What the task asks: Please copy the email thread on testing network failures word for word, from "I do some of" to "def write(data)".

Hi all,
I’ve yet to find something that fills this hole in my test cases.
Does anyone do this, and if so, what tools do they use?
Thanks,
James.
Hi all,
I’ve yet to find something that fills this hole in my test cases.
Does anyone do this, and if so, what tools do they use?
Thanks,
James.
On Oct 14, 2007, at 13:23 , James T. wrote:
I’ve yet to find something that fills this hole in my test cases.
Does anyone do this, and if so, what tools do they use?
I do some of this with custom stubs in memcache-client, see below.
I’ve also simulated call failures (Errno::whatever) with slightly
more powerful stubs that can take a block to raise the exception.
Here’s a fake socket:
class FakeSocket
attr_reader :written, :data
def initialize
@written = StringIO.new
@data = StringIO.new
end
def write(data)
@written.write data
end
def gets
@data.gets
end
def read(arg)
@data.read arg
end
end
And here’s a test using it:
def test_flush_all_failure
socket = FakeSocket.new
socket.data.write “ERROR\r\n”
socket.data.rewind
server = FakeServer.new socket
def server.host() “localhost”; end
def server.port() 11211; end
@cache.servers = []
@cache.servers << server
assert_raise MemCache::MemCacheError do
@cache.flush_all
end
assert_equal "flush_all\r\n", socket.written.string
end
Eric,
Thanks, that’s somewhat the route I had started down for some of the
units. I probably shouldn’t have omitted from my orignal question, the
fact that I’m also using OpenSSL.
Some of the specific issues I have been dealing with are caused by a
harsh environment (trans-atlantic links and poor ADSL connections), and
in some cases this causes irrecoverable blocking. I think I’ve managed
to cover all of the blocking cases, but local tests are hard to
implement, as you have to fake things like a full TCP connection
timeout. (Which requires not sending and timing out packet data which
normally the OS doesn’t want you to do).
It’s also difficult to find out where the blocks are, as the state
renders the app essentially useless, and happens in a different
environment than that of the testing / development stage.
As some of this connection state stuff is actually outside of pure ruby,
I was somewhat hoping for an external solution, such as a fault
injection proxy socket or similar. Do you know of any?
Regards,
James.
On Oct 14, 2007, at 14:52 , James T. wrote:
packet data which normally the OS doesn’t want you to do).
It’s also difficult to find out where the blocks are, as the state
renders the app essentially useless, and happens in a different
environment than that of the testing / development stage.As some of this connection state stuff is actually outside of pure
ruby, I was somewhat hoping for an external solution, such as a
fault injection proxy socket or similar. Do you know of any?
I don’t I’ve not needed that level of fault tolerance.

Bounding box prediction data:
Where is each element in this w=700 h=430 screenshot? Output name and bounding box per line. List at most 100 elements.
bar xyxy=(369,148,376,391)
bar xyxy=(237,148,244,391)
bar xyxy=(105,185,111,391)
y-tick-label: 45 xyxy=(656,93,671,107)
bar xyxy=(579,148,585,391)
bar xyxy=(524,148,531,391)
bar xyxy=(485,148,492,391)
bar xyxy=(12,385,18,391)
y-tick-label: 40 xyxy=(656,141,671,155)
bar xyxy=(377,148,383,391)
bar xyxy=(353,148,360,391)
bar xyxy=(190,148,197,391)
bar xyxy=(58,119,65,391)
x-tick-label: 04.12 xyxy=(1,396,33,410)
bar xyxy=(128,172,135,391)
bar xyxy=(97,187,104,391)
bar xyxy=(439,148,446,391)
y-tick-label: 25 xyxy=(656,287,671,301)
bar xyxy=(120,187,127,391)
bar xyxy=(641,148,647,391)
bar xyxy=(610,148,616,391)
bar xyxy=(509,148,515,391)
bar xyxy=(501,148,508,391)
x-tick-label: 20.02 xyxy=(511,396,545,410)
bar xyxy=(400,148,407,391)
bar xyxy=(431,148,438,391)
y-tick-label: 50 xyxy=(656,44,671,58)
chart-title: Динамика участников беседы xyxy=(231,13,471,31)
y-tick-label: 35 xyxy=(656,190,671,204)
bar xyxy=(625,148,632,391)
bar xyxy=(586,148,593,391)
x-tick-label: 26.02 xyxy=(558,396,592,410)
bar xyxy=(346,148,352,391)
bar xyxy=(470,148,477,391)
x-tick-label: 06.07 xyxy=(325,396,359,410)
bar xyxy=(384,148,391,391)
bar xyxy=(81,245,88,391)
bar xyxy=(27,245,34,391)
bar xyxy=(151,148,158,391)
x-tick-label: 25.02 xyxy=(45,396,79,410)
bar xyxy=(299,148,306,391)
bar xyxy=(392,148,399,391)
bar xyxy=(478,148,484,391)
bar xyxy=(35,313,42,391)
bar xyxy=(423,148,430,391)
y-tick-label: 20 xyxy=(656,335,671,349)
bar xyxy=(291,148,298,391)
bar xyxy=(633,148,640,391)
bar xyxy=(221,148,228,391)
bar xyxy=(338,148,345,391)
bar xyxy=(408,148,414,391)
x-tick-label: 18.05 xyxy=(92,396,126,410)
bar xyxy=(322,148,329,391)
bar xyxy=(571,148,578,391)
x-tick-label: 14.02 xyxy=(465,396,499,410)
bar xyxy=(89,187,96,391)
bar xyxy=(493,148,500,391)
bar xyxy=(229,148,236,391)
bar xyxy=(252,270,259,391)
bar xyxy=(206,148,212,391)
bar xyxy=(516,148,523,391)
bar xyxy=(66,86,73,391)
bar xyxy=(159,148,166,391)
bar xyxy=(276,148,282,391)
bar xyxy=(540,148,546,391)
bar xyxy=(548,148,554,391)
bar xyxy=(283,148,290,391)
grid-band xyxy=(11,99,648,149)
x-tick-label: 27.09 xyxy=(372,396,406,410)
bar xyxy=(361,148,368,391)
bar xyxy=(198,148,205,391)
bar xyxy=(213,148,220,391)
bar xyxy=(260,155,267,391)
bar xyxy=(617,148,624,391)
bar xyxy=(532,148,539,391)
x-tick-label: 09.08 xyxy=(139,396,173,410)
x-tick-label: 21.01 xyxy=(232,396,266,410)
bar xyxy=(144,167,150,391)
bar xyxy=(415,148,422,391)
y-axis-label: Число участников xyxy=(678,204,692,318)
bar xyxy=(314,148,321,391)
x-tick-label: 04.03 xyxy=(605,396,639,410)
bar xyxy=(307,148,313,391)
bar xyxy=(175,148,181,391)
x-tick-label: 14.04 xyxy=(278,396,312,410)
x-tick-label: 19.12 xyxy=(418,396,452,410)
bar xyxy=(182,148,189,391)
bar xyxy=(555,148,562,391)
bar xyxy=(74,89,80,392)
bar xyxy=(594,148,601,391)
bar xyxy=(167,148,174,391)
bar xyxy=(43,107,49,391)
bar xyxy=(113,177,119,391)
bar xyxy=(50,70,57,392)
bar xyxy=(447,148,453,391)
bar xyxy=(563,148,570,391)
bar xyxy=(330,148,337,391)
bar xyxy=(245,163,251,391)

Response box:
I do some of this with custom stubs in memcache-client, see below.
I’ve also simulated call failures (Errno::whatever) with slightly
more powerful stubs that can take a block to raise the exception.
Here’s a fake socket:
class FakeSocket
attr_reader :written, :data
def initialize
@written = StringIO.new
@data = StringIO.new
end
def write(data)